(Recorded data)
####
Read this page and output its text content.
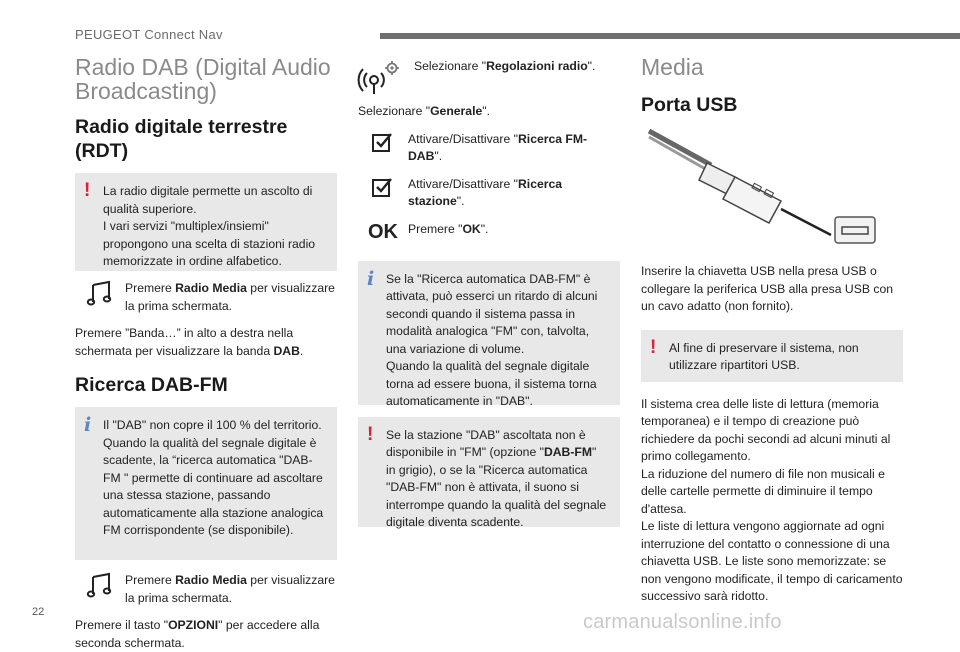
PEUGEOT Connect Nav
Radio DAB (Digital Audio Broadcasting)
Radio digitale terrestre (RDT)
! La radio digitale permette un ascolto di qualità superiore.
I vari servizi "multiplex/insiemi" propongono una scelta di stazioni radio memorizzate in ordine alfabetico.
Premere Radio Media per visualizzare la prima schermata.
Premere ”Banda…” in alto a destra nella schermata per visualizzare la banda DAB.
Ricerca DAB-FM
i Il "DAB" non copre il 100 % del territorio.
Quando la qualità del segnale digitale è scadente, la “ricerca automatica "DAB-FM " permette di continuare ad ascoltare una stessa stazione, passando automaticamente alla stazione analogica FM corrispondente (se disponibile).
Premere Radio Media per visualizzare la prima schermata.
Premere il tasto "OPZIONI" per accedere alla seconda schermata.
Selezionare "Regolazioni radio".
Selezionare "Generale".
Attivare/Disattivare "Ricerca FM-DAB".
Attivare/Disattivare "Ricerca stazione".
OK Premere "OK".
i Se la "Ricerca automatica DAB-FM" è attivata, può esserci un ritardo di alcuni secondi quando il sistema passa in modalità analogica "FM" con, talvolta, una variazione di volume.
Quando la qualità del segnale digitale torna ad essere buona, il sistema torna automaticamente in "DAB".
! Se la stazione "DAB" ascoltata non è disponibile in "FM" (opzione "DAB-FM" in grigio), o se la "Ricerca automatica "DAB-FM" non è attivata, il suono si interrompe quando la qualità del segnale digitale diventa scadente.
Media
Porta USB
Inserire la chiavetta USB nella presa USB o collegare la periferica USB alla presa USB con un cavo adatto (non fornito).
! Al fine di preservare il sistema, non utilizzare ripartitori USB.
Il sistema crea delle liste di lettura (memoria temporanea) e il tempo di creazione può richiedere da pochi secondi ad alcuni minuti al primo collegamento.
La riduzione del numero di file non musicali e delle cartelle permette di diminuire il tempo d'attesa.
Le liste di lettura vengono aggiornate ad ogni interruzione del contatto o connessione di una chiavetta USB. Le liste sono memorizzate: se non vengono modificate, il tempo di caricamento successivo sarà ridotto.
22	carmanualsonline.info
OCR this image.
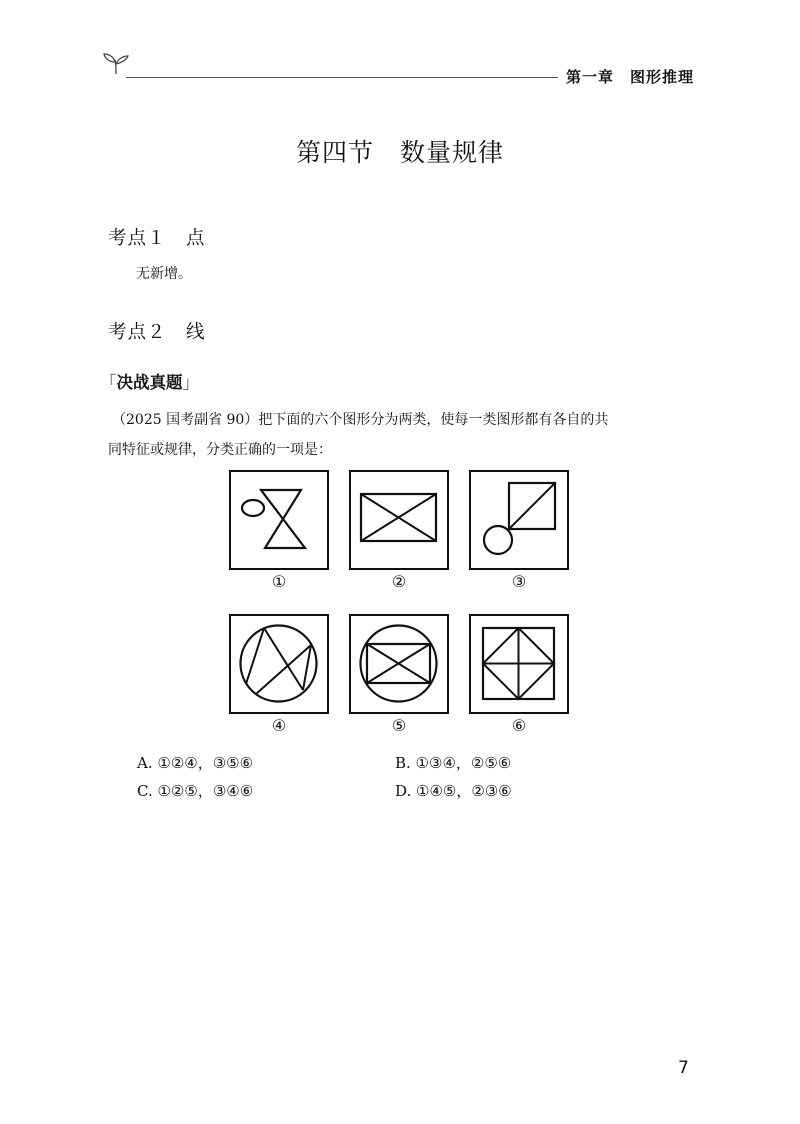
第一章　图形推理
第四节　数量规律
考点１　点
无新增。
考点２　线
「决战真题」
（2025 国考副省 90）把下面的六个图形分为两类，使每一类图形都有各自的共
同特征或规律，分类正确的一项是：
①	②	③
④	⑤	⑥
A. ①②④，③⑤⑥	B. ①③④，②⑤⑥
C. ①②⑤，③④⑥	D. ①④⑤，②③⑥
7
####
■ **What is required**: Omit every picture while copying the listing above exactly.

■ **The result**:
Read this page and output its text content.
PEUGEOT Connect Nav
Radio DAB (Digital Audio Broadcasting)
Radio digitale terrestre (RDT)
! La radio digitale permette un ascolto di qualità superiore.
I vari servizi "multiplex/insiemi" propongono una scelta di stazioni radio memorizzate in ordine alfabetico.
Premere Radio Media per visualizzare la prima schermata.
Premere ”Banda…” in alto a destra nella schermata per visualizzare la banda DAB.
Ricerca DAB-FM
i Il "DAB" non copre il 100 % del territorio.
Quando la qualità del segnale digitale è scadente, la “ricerca automatica "DAB-FM " permette di continuare ad ascoltare una stessa stazione, passando automaticamente alla stazione analogica FM corrispondente (se disponibile).
Premere Radio Media per visualizzare la prima schermata.
Premere il tasto "OPZIONI" per accedere alla seconda schermata.
Selezionare "Regolazioni radio".
Selezionare "Generale".
Attivare/Disattivare "Ricerca FM-DAB".
Attivare/Disattivare "Ricerca stazione".
OK Premere "OK".
i Se la "Ricerca automatica DAB-FM" è attivata, può esserci un ritardo di alcuni secondi quando il sistema passa in modalità analogica "FM" con, talvolta, una variazione di volume.
Quando la qualità del segnale digitale torna ad essere buona, il sistema torna automaticamente in "DAB".
! Se la stazione "DAB" ascoltata non è disponibile in "FM" (opzione "DAB-FM" in grigio), o se la "Ricerca automatica "DAB-FM" non è attivata, il suono si interrompe quando la qualità del segnale digitale diventa scadente.
Media
Porta USB
Inserire la chiavetta USB nella presa USB o collegare la periferica USB alla presa USB con un cavo adatto (non fornito).
! Al fine di preservare il sistema, non utilizzare ripartitori USB.
Il sistema crea delle liste di lettura (memoria temporanea) e il tempo di creazione può richiedere da pochi secondi ad alcuni minuti al primo collegamento.
La riduzione del numero di file non musicali e delle cartelle permette di diminuire il tempo d'attesa.
Le liste di lettura vengono aggiornate ad ogni interruzione del contatto o connessione di una chiavetta USB. Le liste sono memorizzate: se non vengono modificate, il tempo di caricamento successivo sarà ridotto.
22	carmanualsonline.info
OCR this image.
第一章　图形推理
第四节　数量规律
考点１　点
无新增。
考点２　线
「决战真题」
（2025 国考副省 90）把下面的六个图形分为两类，使每一类图形都有各自的共
同特征或规律，分类正确的一项是：
①	②	③
④	⑤	⑥
A. ①②④，③⑤⑥	B. ①③④，②⑤⑥
C. ①②⑤，③④⑥	D. ①④⑤，②③⑥
7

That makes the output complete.